Do this:
Identify the lines that contain the string "States", then copy each of them.

Data extracted from a collection
◇ ◇ ◇ ◇ ◇ ◇ ◇
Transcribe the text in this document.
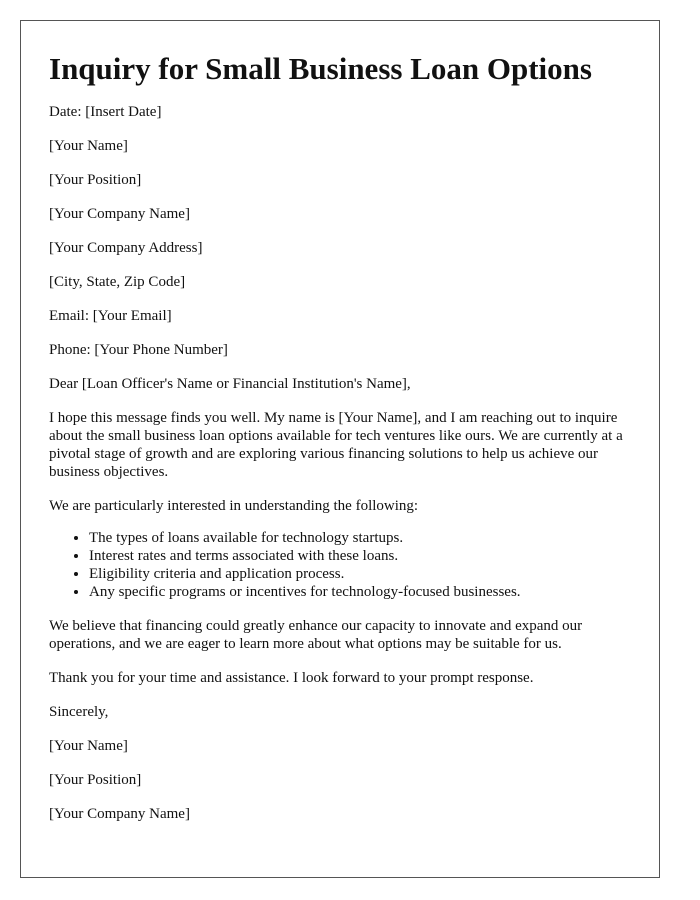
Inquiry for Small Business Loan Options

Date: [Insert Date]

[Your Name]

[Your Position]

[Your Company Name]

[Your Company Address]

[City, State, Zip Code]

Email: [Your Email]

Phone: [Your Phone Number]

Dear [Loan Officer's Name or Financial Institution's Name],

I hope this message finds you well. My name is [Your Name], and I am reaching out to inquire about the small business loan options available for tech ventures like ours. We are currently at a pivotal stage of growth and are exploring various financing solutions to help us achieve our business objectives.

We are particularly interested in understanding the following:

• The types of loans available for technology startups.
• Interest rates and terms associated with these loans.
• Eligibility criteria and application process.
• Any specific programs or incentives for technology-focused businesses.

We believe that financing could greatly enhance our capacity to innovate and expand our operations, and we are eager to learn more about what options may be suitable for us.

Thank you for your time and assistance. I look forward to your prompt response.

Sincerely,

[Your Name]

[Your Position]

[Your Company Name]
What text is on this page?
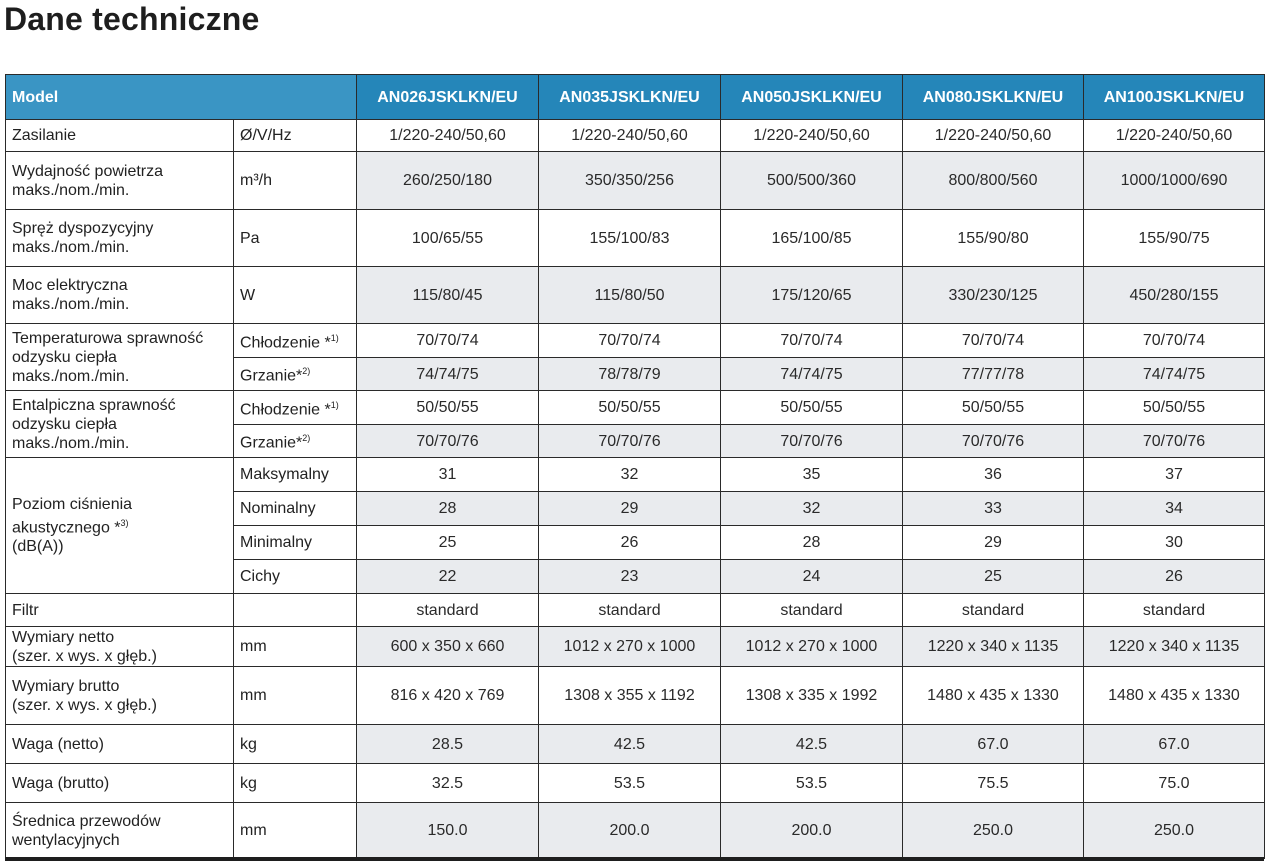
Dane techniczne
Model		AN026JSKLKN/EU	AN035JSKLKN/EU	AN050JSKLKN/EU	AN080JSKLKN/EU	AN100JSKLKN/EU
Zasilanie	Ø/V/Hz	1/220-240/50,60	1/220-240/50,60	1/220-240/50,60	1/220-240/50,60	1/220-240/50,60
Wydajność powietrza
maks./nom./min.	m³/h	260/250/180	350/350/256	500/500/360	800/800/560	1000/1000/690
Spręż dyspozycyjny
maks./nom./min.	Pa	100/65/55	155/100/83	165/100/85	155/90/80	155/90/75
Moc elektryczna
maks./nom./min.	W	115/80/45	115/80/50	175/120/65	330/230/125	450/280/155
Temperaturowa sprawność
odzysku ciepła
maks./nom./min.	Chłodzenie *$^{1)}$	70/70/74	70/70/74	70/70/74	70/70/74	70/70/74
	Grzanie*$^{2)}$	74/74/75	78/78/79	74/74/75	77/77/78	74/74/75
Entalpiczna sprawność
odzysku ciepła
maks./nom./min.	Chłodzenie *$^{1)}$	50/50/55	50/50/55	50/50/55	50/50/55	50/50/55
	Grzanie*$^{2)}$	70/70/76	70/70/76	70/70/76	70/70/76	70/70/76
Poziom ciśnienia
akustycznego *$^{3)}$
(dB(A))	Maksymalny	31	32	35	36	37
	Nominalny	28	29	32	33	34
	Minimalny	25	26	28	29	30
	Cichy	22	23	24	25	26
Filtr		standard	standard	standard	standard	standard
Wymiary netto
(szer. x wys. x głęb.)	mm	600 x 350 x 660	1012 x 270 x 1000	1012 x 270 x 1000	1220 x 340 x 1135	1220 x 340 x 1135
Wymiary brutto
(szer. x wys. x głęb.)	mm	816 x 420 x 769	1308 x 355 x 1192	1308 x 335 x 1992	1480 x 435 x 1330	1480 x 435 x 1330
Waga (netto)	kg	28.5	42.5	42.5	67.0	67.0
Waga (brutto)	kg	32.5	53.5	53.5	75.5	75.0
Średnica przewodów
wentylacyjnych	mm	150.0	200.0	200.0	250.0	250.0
◇ ◇ ◇ ◇ ◇ ◇ ◇
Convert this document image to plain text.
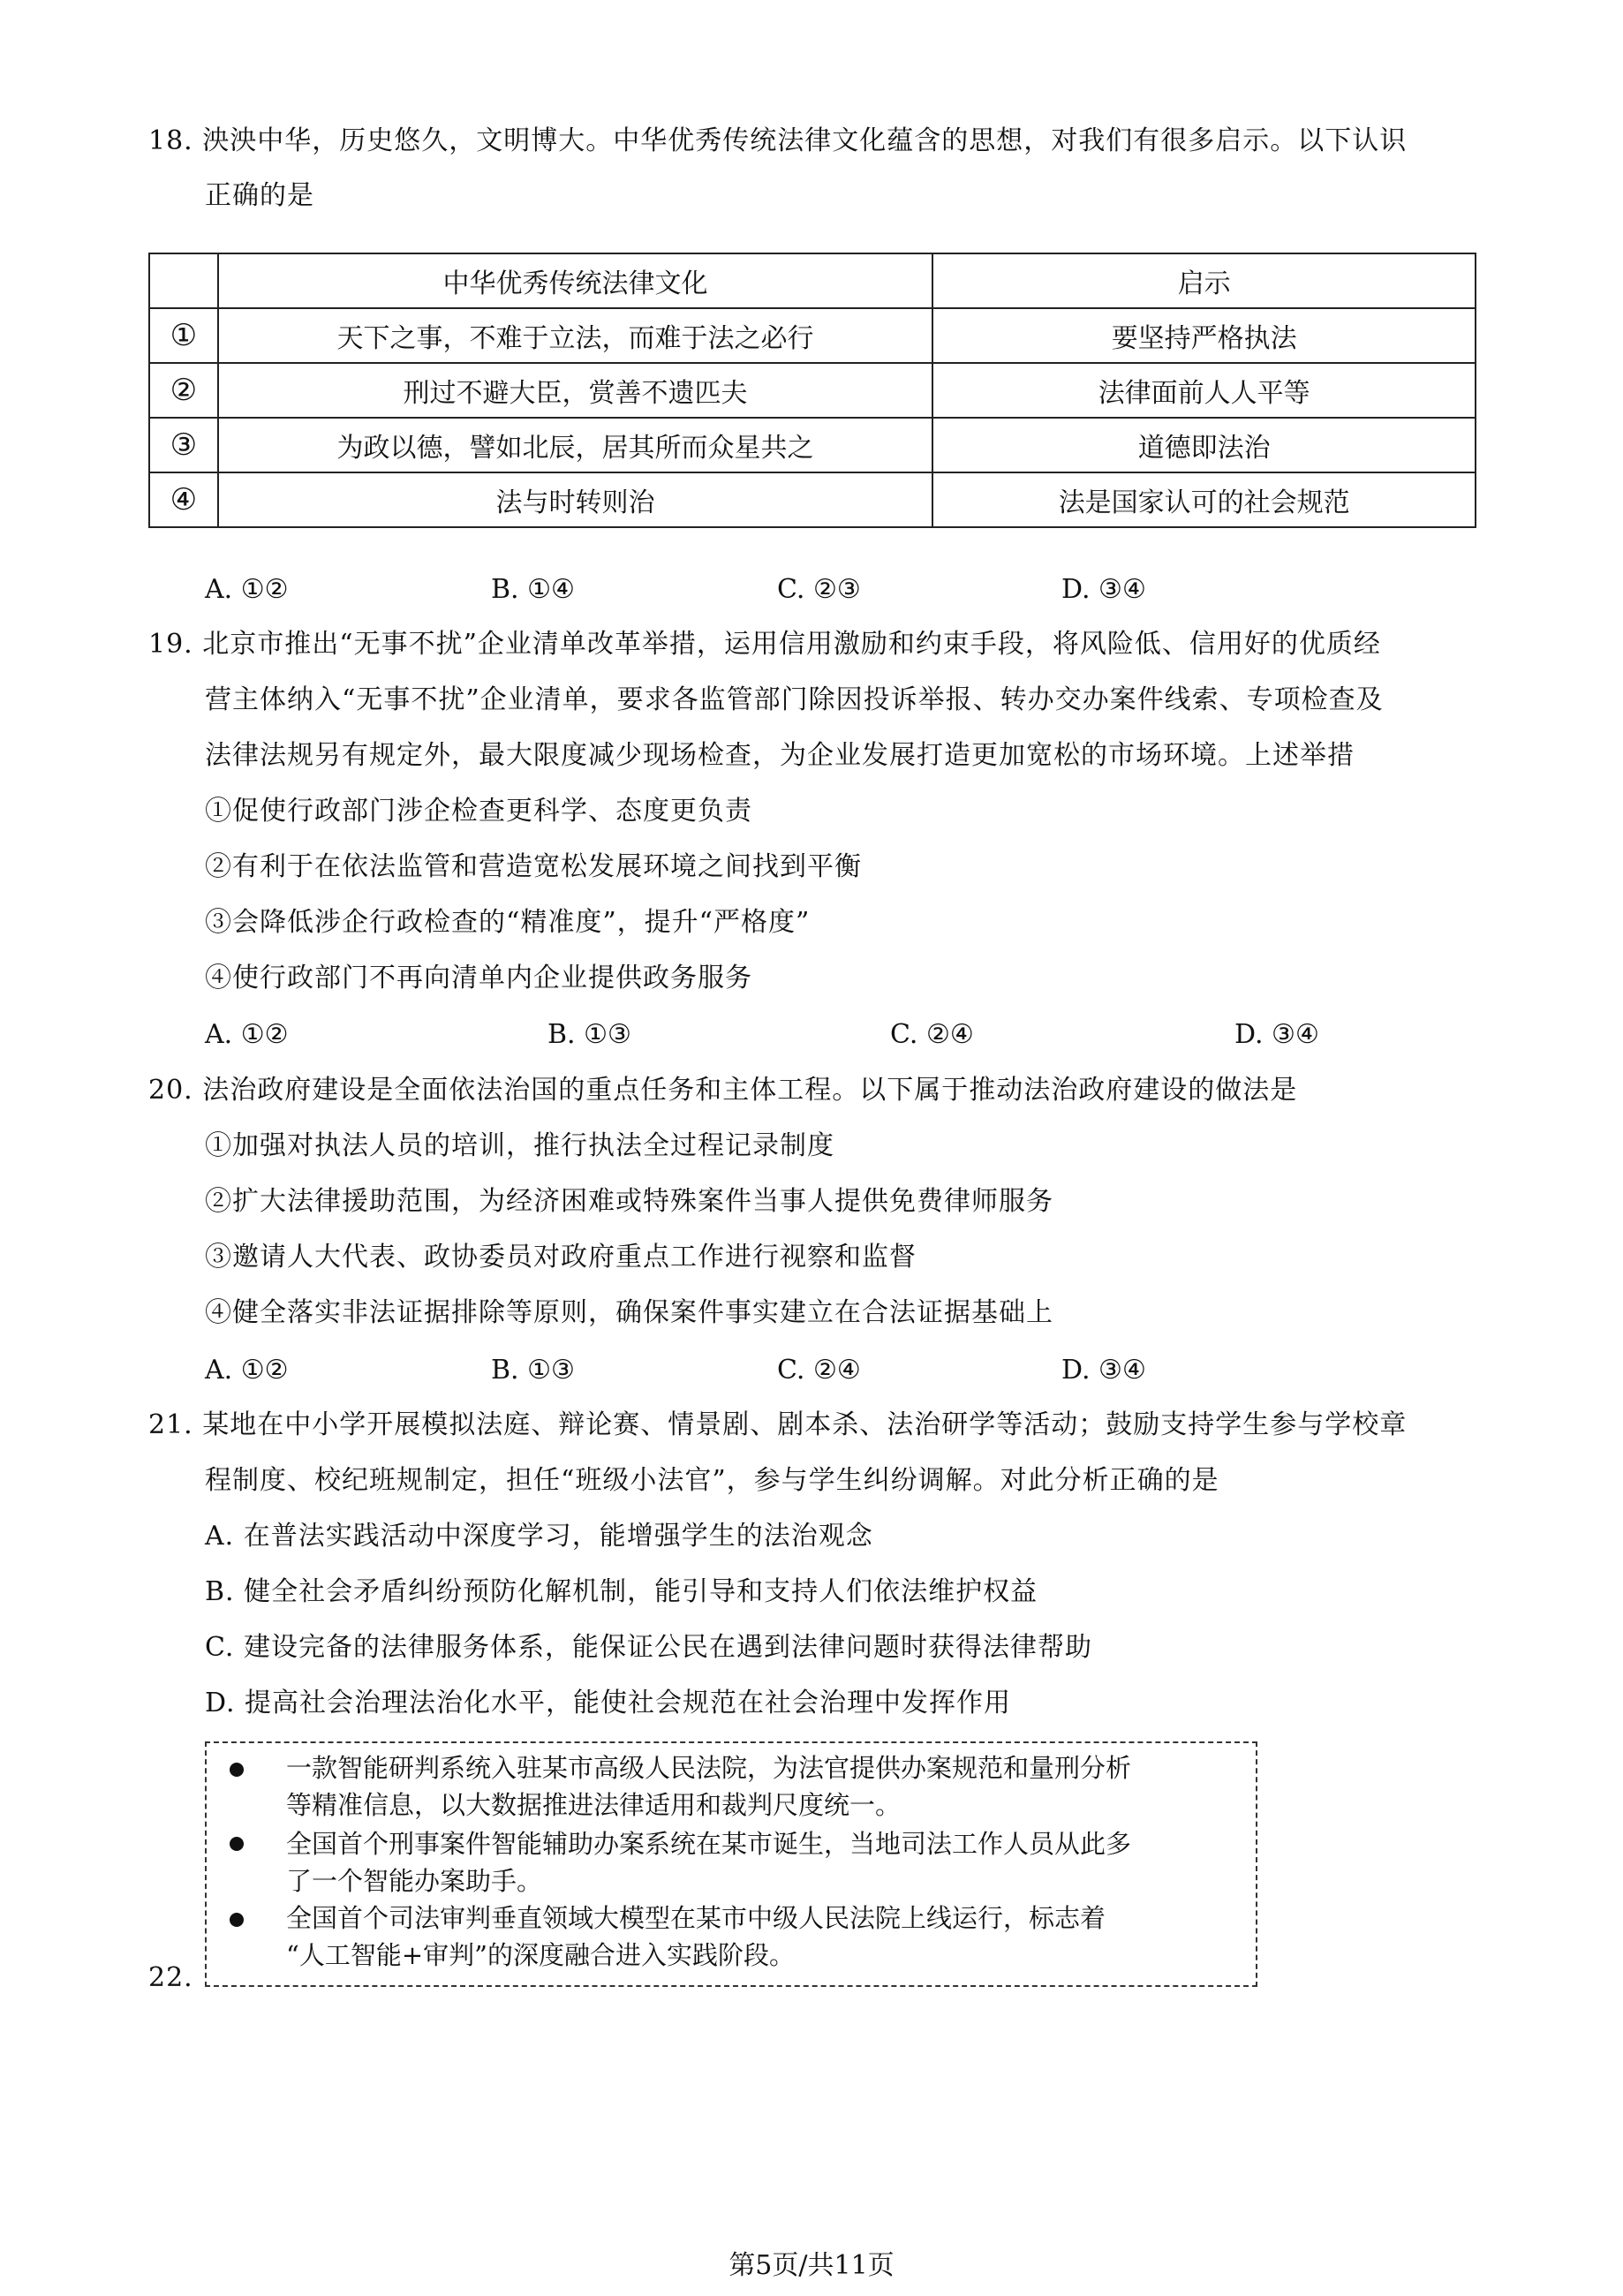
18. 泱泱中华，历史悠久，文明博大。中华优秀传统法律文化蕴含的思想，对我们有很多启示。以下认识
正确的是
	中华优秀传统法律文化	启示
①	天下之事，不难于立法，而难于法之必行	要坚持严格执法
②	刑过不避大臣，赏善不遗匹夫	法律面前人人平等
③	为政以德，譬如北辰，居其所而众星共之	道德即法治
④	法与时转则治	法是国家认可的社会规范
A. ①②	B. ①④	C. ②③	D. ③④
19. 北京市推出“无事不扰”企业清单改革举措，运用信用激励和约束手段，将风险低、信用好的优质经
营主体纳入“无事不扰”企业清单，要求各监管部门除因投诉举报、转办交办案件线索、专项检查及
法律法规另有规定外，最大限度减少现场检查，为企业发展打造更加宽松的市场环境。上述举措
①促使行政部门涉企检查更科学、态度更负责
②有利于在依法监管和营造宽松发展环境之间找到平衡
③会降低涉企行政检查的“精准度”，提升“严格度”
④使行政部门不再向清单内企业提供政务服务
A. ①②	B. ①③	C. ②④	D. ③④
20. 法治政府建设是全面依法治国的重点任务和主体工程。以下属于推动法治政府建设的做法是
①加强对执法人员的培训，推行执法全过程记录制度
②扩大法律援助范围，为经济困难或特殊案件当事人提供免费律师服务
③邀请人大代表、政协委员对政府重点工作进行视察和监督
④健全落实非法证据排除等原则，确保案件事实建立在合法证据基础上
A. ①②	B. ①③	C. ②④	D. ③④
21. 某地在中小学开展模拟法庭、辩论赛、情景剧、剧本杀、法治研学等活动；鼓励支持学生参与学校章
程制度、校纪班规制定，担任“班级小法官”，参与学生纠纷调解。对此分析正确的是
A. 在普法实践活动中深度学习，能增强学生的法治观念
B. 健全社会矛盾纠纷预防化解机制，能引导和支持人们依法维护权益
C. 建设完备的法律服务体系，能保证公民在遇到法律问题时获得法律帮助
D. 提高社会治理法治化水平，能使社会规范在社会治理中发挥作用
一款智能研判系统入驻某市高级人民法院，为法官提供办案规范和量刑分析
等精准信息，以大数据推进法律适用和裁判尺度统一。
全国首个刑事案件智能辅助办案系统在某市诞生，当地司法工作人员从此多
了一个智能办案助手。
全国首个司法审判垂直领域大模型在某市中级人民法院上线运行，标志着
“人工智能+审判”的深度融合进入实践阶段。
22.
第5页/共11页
◇ ◇ ◇ ◇ ◇ ◇ ◇
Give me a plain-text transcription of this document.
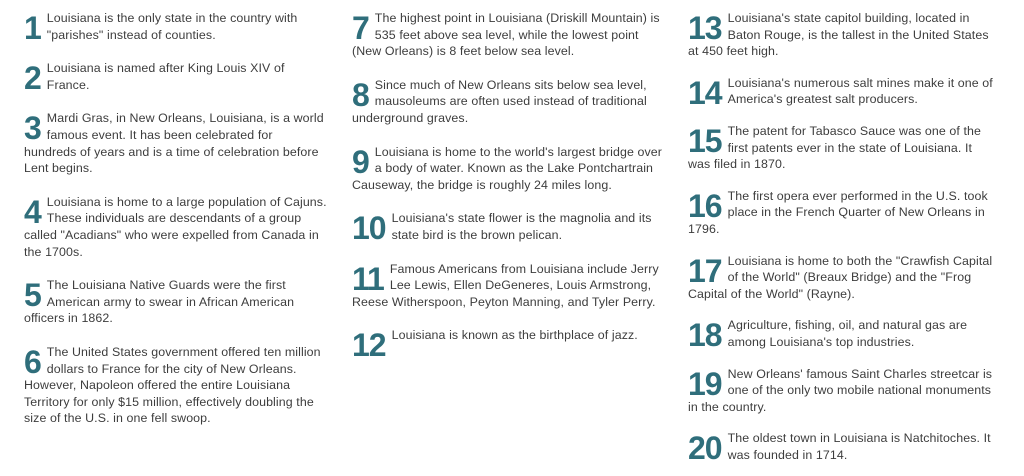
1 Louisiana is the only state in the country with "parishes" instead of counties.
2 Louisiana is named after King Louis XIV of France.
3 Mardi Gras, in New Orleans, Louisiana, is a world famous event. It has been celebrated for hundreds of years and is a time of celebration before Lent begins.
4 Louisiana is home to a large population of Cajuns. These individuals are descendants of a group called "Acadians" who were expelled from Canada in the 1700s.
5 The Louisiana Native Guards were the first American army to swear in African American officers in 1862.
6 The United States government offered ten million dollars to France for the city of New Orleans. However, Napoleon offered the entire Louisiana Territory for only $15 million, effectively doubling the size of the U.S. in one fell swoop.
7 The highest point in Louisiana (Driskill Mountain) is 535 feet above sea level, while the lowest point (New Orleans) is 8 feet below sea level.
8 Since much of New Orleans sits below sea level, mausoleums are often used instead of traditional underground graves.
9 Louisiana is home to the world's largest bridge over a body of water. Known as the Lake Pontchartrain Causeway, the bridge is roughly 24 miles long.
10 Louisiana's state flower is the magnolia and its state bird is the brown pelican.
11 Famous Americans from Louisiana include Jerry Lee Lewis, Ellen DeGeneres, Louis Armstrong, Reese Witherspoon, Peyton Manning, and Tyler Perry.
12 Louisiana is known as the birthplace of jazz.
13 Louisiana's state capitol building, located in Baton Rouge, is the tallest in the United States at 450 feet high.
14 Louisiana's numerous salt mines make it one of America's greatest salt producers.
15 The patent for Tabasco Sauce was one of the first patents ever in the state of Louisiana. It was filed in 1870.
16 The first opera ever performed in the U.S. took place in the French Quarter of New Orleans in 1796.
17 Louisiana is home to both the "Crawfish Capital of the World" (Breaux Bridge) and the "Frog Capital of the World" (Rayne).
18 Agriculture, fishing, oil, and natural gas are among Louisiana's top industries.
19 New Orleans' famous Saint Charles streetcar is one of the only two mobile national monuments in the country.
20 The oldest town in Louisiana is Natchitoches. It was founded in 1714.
◇ ◇ ◇ ◇ ◇ ◇ ◇
Reply:
6 The United States government offered ten million dollars to France for the city of New Orleans. However, Napoleon offered the entire Louisiana Territory for only $15 million, effectively doubling the size of the U.S. in one fell swoop.
13 Louisiana's state capitol building, located in Baton Rouge, is the tallest in the United States at 450 feet high.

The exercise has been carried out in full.